### REQUEST
Only the lines holding the string "come" are needed. Copy each one.

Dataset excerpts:

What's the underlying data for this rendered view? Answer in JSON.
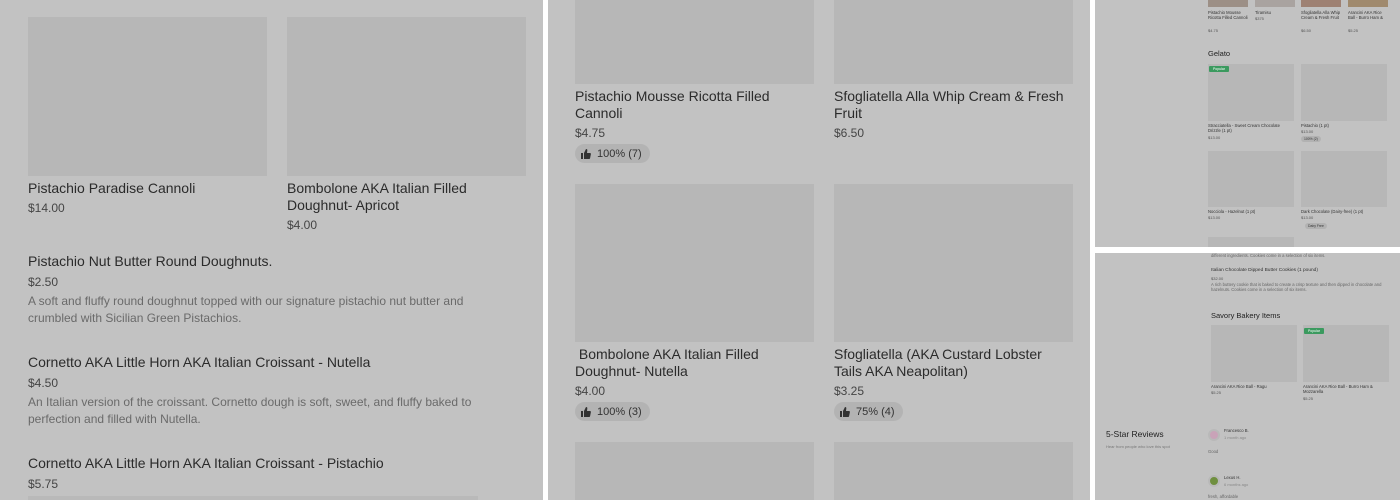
{
  "panel1": {
    "items": [
      {
        "name": "Pistachio Paradise Cannoli",
        "price": "$14.00"
      },
      {
        "name": "Bombolone AKA Italian Filled Doughnut- Apricot",
        "price": "$4.00"
      }
    ],
    "list": [
      {
        "name": "Pistachio Nut Butter Round Doughnuts.",
        "price": "$2.50",
        "desc": "A soft and fluffy round doughnut topped with our signature pistachio nut butter and crumbled with Sicilian Green Pistachios."
      },
      {
        "name": "Cornetto AKA Little Horn AKA Italian Croissant - Nutella",
        "price": "$4.50",
        "desc": "An Italian version of the croissant. Cornetto dough is soft, sweet, and fluffy baked to perfection and filled with Nutella."
      },
      {
        "name": "Cornetto AKA Little Horn AKA Italian Croissant - Pistachio",
        "price": "$5.75",
        "desc": ""
      }
    ]
  },
  "panel2": {
    "items": [
      {
        "name": "Pistachio Mousse Ricotta Filled Cannoli",
        "price": "$4.75",
        "rating": "100% (7)"
      },
      {
        "name": "Sfogliatella Alla Whip Cream & Fresh Fruit",
        "price": "$6.50",
        "rating": ""
      },
      {
        "name": " Bombolone AKA Italian Filled Doughnut- Nutella",
        "price": "$4.00",
        "rating": "100% (3)"
      },
      {
        "name": "Sfogliatella (AKA Custard Lobster Tails AKA Neapolitan)",
        "price": "$3.25",
        "rating": "75% (4)"
      }
    ]
  },
  "panel3": {
    "top_items": [
      {
        "name": "Pistachio Mousse Ricotta Filled Cannoli",
        "price": "$4.75"
      },
      {
        "name": "Tiramisu",
        "price": "$375"
      },
      {
        "name": "Sfogliatella Alla Whip Cream & Fresh Fruit",
        "price": "$6.50"
      },
      {
        "name": "Arancini AKA Rice Ball - Burro Ham &",
        "price": "$5.25"
      }
    ],
    "section": "Gelato",
    "badge": "Popular",
    "gelato": [
      {
        "name": "Stracciatella - Sweet Cream Chocolate Drizzle (1 pt)",
        "price": "$13.00",
        "chip": ""
      },
      {
        "name": "Pistachio (1 pt)",
        "price": "$13.00",
        "chip": "100% (2)"
      },
      {
        "name": "Nocciola - Hazelnut (1 pt)",
        "price": "$13.00",
        "chip": ""
      },
      {
        "name": "Dark Chocolate (Dairy-free) (1 pt)",
        "price": "$13.00",
        "chip": "Dairy Free"
      }
    ]
  },
  "panel4": {
    "top_text": "different ingredients. Cookies come in a selection of six items.",
    "cookie_name": "Italian Chocolate Dipped Butter Cookies (1 pound)",
    "cookie_price": "$32.00",
    "cookie_desc": "A rich buttery cookie that is baked to create a crisp texture and then dipped in chocolate and hazelnuts. Cookies come in a selection of six items.",
    "section": "Savory Bakery Items",
    "badge": "Popular",
    "savory": [
      {
        "name": "Arancini AKA Rice Ball - Ragu",
        "price": "$5.25"
      },
      {
        "name": "Arancini AKA Rice Ball - Burro Ham & Mozzarella",
        "price": "$5.25"
      }
    ],
    "reviews_title": "5-Star Reviews",
    "reviews_sub": "Hear from people who love this spot",
    "reviews": [
      {
        "author": "Francesco B.",
        "time": "1 month ago",
        "text": "Good"
      },
      {
        "author": "Lexus H.",
        "time": "6 months ago",
        "text": "fresh, affordable"
      }
    ]
  },
  "colors": {
    "overlay": "#c2c2c2",
    "placeholder": "#b7b7b7",
    "popular": "#3b9a5f"
  }
}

### EXERCISE OUTPUT
    "top_text": "different ingredients. Cookies come in a selection of six items.",
    "cookie_desc": "A rich buttery cookie that is baked to create a crisp texture and then dipped in chocolate and hazelnuts. Cookies come in a selection of six items.",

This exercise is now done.